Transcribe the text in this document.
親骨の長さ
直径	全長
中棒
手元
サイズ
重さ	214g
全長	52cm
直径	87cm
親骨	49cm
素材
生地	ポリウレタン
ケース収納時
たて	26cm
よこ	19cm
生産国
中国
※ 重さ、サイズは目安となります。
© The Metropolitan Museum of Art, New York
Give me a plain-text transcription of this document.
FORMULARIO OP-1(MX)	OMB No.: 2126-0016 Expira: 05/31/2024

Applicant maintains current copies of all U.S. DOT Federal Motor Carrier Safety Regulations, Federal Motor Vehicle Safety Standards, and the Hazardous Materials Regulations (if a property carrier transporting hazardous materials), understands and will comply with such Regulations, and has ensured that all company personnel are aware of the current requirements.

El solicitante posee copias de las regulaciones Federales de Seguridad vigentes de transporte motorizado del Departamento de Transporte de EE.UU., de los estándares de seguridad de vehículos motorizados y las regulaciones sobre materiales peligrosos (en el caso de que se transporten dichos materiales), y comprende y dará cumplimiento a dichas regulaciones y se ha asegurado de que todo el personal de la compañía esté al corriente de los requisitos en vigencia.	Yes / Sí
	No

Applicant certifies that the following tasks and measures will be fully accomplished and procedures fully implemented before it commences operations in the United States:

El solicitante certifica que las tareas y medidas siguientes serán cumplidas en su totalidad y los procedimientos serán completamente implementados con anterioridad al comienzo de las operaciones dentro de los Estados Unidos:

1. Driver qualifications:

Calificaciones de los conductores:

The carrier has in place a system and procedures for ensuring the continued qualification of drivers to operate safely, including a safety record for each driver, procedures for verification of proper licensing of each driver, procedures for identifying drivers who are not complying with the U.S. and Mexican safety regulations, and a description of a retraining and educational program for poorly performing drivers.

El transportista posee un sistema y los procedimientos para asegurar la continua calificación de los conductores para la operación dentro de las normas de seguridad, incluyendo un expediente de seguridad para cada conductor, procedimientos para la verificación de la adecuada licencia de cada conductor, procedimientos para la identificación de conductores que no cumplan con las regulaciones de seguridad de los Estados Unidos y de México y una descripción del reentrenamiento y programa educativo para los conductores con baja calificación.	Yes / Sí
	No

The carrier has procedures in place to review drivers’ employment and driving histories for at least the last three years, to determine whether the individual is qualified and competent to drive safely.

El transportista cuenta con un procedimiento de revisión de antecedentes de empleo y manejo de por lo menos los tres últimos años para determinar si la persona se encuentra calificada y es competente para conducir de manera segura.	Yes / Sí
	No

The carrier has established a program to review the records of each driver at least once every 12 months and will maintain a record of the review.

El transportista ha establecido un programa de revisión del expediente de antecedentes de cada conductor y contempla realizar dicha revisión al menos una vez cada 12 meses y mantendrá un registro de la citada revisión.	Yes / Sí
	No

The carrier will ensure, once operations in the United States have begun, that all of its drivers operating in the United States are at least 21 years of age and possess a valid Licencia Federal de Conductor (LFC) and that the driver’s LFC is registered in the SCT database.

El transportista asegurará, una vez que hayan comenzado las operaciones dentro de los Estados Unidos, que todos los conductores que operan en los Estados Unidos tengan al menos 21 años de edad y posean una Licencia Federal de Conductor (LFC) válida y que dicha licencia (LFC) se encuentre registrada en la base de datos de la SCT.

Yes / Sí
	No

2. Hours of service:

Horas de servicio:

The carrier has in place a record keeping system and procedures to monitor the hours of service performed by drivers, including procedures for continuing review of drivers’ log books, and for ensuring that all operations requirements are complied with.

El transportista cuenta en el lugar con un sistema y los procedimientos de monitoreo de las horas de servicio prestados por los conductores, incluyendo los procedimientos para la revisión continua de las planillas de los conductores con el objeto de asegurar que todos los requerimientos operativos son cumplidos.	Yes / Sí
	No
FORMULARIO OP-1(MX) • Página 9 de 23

****

# [Aim of the task]
Reproduce the records word for word.

# [Completed exercise]
Transcribe the text in this document.
親骨の長さ
直径	全長
中棒
手元
サイズ
重さ	214g
全長	52cm
直径	87cm
親骨	49cm
素材
生地	ポリウレタン
ケース収納時
たて	26cm
よこ	19cm
生産国
中国
※ 重さ、サイズは目安となります。
© The Metropolitan Museum of Art, New York
Give me a plain-text transcription of this document.
FORMULARIO OP-1(MX)	OMB No.: 2126-0016 Expira: 05/31/2024

Applicant maintains current copies of all U.S. DOT Federal Motor Carrier Safety Regulations, Federal Motor Vehicle Safety Standards, and the Hazardous Materials Regulations (if a property carrier transporting hazardous materials), understands and will comply with such Regulations, and has ensured that all company personnel are aware of the current requirements.

El solicitante posee copias de las regulaciones Federales de Seguridad vigentes de transporte motorizado del Departamento de Transporte de EE.UU., de los estándares de seguridad de vehículos motorizados y las regulaciones sobre materiales peligrosos (en el caso de que se transporten dichos materiales), y comprende y dará cumplimiento a dichas regulaciones y se ha asegurado de que todo el personal de la compañía esté al corriente de los requisitos en vigencia.	Yes / Sí
	No

Applicant certifies that the following tasks and measures will be fully accomplished and procedures fully implemented before it commences operations in the United States:

El solicitante certifica que las tareas y medidas siguientes serán cumplidas en su totalidad y los procedimientos serán completamente implementados con anterioridad al comienzo de las operaciones dentro de los Estados Unidos:

1. Driver qualifications:

Calificaciones de los conductores:

The carrier has in place a system and procedures for ensuring the continued qualification of drivers to operate safely, including a safety record for each driver, procedures for verification of proper licensing of each driver, procedures for identifying drivers who are not complying with the U.S. and Mexican safety regulations, and a description of a retraining and educational program for poorly performing drivers.

El transportista posee un sistema y los procedimientos para asegurar la continua calificación de los conductores para la operación dentro de las normas de seguridad, incluyendo un expediente de seguridad para cada conductor, procedimientos para la verificación de la adecuada licencia de cada conductor, procedimientos para la identificación de conductores que no cumplan con las regulaciones de seguridad de los Estados Unidos y de México y una descripción del reentrenamiento y programa educativo para los conductores con baja calificación.	Yes / Sí
	No

The carrier has procedures in place to review drivers’ employment and driving histories for at least the last three years, to determine whether the individual is qualified and competent to drive safely.

El transportista cuenta con un procedimiento de revisión de antecedentes de empleo y manejo de por lo menos los tres últimos años para determinar si la persona se encuentra calificada y es competente para conducir de manera segura.	Yes / Sí
	No

The carrier has established a program to review the records of each driver at least once every 12 months and will maintain a record of the review.

El transportista ha establecido un programa de revisión del expediente de antecedentes de cada conductor y contempla realizar dicha revisión al menos una vez cada 12 meses y mantendrá un registro de la citada revisión.	Yes / Sí
	No

The carrier will ensure, once operations in the United States have begun, that all of its drivers operating in the United States are at least 21 years of age and possess a valid Licencia Federal de Conductor (LFC) and that the driver’s LFC is registered in the SCT database.

El transportista asegurará, una vez que hayan comenzado las operaciones dentro de los Estados Unidos, que todos los conductores que operan en los Estados Unidos tengan al menos 21 años de edad y posean una Licencia Federal de Conductor (LFC) válida y que dicha licencia (LFC) se encuentre registrada en la base de datos de la SCT.

Yes / Sí
	No

2. Hours of service:

Horas de servicio:

The carrier has in place a record keeping system and procedures to monitor the hours of service performed by drivers, including procedures for continuing review of drivers’ log books, and for ensuring that all operations requirements are complied with.

El transportista cuenta en el lugar con un sistema y los procedimientos de monitoreo de las horas de servicio prestados por los conductores, incluyendo los procedimientos para la revisión continua de las planillas de los conductores con el objeto de asegurar que todos los requerimientos operativos son cumplidos.	Yes / Sí
	No
FORMULARIO OP-1(MX) • Página 9 de 23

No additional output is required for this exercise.